**ENTRIES SHOWN:**
--- --- ---

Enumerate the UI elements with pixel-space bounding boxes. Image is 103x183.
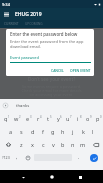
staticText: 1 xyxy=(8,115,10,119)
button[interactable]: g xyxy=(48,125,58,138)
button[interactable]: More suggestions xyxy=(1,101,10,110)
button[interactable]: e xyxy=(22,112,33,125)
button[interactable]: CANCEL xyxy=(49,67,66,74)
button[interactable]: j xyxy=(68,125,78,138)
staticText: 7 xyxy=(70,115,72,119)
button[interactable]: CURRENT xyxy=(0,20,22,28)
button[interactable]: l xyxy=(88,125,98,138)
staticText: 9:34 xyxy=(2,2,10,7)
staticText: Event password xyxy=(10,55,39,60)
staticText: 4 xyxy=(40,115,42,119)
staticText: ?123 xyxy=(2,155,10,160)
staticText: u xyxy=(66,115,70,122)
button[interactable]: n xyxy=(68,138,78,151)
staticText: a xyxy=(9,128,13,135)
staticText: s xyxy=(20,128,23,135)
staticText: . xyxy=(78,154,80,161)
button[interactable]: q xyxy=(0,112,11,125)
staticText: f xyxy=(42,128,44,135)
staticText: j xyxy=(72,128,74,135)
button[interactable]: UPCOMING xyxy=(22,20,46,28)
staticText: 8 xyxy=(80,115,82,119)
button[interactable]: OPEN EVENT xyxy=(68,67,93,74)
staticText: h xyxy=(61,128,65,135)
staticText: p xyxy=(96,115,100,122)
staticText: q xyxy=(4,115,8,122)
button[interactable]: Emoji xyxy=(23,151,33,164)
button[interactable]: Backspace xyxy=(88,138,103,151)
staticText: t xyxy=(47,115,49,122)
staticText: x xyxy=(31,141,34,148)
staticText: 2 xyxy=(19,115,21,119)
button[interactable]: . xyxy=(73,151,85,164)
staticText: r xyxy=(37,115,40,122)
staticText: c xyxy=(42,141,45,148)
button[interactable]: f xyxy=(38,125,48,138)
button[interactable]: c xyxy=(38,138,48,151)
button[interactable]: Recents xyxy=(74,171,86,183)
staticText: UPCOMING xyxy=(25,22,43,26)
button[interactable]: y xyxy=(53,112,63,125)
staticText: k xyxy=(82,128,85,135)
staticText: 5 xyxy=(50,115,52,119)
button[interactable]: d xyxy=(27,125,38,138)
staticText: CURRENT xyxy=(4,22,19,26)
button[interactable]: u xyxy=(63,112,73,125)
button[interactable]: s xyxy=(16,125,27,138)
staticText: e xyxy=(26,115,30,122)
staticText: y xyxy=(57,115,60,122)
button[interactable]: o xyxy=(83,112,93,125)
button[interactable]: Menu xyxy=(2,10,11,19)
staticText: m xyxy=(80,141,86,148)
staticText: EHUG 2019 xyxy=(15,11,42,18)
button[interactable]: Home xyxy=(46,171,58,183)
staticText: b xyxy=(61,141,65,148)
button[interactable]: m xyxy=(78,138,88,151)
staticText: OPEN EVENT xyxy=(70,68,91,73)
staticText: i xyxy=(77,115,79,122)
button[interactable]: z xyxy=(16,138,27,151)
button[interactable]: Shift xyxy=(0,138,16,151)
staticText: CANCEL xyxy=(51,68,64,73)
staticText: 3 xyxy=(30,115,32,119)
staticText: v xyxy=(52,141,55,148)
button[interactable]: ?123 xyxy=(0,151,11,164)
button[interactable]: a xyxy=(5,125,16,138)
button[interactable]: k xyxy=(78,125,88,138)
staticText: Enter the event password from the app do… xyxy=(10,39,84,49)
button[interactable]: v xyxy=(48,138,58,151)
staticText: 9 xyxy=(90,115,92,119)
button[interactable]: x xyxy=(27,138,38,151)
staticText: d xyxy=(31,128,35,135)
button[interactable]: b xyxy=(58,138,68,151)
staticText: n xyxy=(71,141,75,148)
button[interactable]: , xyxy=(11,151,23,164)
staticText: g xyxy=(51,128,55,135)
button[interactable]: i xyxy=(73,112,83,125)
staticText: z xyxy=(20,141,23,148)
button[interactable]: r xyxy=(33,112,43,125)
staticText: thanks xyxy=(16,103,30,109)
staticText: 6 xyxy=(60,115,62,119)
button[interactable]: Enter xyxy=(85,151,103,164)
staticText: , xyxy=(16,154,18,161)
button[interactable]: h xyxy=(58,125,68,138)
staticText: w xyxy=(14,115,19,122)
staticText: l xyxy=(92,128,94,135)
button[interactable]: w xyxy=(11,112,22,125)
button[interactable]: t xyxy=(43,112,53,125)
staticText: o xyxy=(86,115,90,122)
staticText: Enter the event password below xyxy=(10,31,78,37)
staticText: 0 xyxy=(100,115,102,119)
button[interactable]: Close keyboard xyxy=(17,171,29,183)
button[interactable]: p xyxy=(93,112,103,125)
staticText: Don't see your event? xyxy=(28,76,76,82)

--- --- ---

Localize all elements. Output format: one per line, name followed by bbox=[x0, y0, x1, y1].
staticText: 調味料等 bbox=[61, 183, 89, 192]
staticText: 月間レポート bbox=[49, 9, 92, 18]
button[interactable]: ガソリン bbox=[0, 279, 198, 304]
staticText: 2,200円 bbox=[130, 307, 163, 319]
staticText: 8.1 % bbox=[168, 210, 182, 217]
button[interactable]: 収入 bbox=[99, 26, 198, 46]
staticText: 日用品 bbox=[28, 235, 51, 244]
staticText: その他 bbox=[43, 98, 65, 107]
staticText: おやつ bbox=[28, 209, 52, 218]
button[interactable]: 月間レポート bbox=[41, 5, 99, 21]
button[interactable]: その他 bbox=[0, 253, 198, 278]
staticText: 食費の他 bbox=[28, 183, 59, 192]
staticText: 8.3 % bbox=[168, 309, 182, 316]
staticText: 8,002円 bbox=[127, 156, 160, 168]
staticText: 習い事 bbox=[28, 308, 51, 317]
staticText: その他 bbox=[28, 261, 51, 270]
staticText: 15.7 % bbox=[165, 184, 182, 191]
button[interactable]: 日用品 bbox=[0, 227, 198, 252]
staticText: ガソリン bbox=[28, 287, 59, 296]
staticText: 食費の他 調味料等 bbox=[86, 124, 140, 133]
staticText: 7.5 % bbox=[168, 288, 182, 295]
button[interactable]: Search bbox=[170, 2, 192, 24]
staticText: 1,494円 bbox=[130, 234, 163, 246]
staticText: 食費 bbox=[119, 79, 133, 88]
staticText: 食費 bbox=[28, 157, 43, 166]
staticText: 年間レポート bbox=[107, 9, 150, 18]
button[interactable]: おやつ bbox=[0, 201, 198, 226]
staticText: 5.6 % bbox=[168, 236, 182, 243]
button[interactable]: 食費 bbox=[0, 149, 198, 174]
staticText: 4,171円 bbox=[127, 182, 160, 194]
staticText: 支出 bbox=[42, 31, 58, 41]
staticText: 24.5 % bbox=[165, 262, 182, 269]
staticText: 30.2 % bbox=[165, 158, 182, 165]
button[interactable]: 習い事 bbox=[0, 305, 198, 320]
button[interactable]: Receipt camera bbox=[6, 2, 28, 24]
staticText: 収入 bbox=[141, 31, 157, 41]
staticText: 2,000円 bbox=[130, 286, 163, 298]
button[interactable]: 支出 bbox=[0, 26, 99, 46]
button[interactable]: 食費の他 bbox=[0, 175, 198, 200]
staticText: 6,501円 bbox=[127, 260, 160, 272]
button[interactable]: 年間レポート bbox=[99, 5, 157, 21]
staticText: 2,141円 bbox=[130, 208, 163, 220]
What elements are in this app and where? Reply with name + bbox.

--- --- ---

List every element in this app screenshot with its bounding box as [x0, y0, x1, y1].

--- --- ---

**TASK TO COMPLETE:** Return the data starting with the line that contains "Localize all elements." and going on through the line that contains "button[interactable]: ガソリン bbox=[0, 279, 198, 304]", reproducing each line without any change.

**COMPLETE RESPONSE:**
Localize all elements. Output format: one per line, name followed by bbox=[x0, y0, x1, y1].
staticText: 調味料等 bbox=[61, 183, 89, 192]
staticText: 月間レポート bbox=[49, 9, 92, 18]
button[interactable]: ガソリン bbox=[0, 279, 198, 304]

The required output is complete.